[Excerpt to read — start]
Park joined the agency Namoo Actors in 2016 and made her debut as an actress in 2017.

Park landed her first leading role in the 2018 South Korean horror film Gonjiam: Haunted Asylum, directed by Jung Bum-shik. The film, which is based on a real-life psychiatric hospital, follows a web series crew that travels to an abandoned lunatic asylum for a live broadcast. Starring alongside Wi Ha-joon, Park Sung-hoon, and others, Park's performance was nominated for Rookie of the Year at both the 39th Blue Dragon Film Awards and the Chunsa Film Art Awards. The film opened theatrically in South Korea on March 28, 2018. A commercial success, the film became the third most-watched horror film in South Korea after A Tale of Two Sisters and Phone. Later, it was screened at the 20th Udine Far East Film Festival.

She has taken on several roles in films and television dramas since her debut, including those in Your Honor (2018) and The Divine Fury (2019).

In 2020, Park took on the supporting role of Lee Jun-kyung in SBS drama Do You Like Brahms?, a role that earned her a nomination for Best New Actress at the 2020 SBS Drama Awards. She followed this with an appearance in the 2021 TVING series Yumi's Cells. In the show, Park played Seo Sae-yi, a programmer who serves as a love rival to protagonist Yumi (played by Kim Go-eun) due to her unrequited feelings for their boss, Goo Woong (played by Ahn Bo-hyun).

Park gained widespread recognition for her portrayal of Mo Hyun-min, the ambitious and intellectually sharp daughter-in-law of the Sunyang Group chaebol family, in the 2022 JTBC fantasy drama series Reborn Rich. The role, opposite lead actors Song Joong-ki and Lee Sung-min, showcased her ability to embody a character driven by unhidden ambition and desire, which she described in interviews as a new experience in expressing such traits without restraint. Park's performance in the series, which became one of the highest-viewed Korean cable dramas, marked a significant breakthrough in her career, elevating her profile after years of supporting roles and leading to increased opportunities.

Park landed her first lead role in the 2024 SBS series Flex X Cop, playing Lee Gang-hyun, a seasoned detective who is also the first female team leader in the violent crime department. It marked her second collaboration with Ahn Bo-hyun. The series was well received by audiences and peaked at an 11.0% viewership rating. Park was awarded the Excellence Award, Actress in a Miniseries Genre/Action Drama, at the 2024 SBS Drama Awards. Park revealed that the physically challenging role made her realize the importance of stamina for an actress, and she began to seriously train in both exercise and ballet.
[Excerpt to read — finish]
> _Task details_
In the excerpt about Park's acting career, what character does Park play in the 2022 JTBC series Reborn Rich?
[Information — start]
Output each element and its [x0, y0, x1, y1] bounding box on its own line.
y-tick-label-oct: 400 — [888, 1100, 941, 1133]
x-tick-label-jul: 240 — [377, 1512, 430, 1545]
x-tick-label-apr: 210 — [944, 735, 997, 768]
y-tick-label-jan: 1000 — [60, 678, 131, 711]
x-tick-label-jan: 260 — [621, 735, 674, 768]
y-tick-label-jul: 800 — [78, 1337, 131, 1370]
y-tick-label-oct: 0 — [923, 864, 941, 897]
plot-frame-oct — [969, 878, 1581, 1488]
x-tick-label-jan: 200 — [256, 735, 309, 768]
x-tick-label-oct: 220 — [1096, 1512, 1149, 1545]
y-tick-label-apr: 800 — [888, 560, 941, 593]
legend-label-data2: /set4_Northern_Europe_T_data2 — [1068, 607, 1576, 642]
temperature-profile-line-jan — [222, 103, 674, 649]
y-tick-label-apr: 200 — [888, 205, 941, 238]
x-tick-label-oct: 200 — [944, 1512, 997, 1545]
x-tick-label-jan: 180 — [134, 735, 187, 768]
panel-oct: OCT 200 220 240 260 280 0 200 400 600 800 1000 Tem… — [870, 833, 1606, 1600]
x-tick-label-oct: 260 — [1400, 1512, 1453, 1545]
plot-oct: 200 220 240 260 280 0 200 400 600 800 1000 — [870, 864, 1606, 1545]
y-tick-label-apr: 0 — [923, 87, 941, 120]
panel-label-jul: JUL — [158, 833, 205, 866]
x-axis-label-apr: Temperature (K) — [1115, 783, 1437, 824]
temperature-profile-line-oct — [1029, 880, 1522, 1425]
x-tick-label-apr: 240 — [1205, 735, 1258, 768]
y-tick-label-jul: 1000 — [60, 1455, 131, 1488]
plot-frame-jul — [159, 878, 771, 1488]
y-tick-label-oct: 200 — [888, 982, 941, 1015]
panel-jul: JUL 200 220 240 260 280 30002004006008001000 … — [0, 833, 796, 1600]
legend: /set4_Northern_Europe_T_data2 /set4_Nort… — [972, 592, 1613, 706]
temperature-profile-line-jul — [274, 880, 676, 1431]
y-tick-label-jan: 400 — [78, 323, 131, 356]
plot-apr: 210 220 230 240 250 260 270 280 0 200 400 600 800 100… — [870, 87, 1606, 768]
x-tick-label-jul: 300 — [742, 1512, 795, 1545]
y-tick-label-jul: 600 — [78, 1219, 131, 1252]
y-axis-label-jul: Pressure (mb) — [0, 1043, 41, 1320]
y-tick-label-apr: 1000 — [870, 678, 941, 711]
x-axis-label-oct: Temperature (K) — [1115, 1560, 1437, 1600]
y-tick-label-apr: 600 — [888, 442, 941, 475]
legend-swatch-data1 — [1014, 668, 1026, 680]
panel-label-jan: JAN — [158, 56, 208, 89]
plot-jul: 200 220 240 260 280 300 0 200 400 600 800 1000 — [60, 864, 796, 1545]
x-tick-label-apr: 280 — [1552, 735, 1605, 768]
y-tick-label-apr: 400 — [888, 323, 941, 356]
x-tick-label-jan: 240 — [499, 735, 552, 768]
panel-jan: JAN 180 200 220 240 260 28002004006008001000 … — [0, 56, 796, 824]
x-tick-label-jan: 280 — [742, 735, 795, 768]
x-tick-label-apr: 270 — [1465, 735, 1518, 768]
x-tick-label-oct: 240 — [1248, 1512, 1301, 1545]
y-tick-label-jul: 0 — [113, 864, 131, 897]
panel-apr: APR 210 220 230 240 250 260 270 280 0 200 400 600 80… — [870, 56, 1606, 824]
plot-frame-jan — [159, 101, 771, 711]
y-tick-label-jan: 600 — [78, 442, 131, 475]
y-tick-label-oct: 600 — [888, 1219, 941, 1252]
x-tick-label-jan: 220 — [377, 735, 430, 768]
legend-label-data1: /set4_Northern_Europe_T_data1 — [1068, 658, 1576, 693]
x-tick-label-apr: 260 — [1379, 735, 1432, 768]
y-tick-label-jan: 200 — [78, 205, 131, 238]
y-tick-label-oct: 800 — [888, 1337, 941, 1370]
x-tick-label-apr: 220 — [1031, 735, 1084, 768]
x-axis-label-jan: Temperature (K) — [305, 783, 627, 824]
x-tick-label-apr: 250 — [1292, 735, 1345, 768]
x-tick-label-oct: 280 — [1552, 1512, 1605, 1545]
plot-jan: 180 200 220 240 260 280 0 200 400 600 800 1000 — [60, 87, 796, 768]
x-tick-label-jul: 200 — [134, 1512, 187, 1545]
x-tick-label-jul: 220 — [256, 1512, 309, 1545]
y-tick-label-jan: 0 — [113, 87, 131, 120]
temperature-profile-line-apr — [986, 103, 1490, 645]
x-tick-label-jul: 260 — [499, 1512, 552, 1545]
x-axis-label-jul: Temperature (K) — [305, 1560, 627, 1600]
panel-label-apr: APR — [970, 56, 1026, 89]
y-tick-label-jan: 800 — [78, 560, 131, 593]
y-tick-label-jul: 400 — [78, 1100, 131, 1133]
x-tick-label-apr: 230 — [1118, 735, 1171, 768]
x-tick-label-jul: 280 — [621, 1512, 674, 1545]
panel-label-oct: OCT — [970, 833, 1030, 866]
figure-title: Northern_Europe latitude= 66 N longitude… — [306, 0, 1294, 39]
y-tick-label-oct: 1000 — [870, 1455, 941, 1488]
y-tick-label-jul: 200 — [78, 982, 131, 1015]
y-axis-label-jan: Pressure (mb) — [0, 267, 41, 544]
[Information — finish]
> _Finished task_
Mo Hyun-min, the ambitious daughter-in-law of the Sunyang Group chaebol family.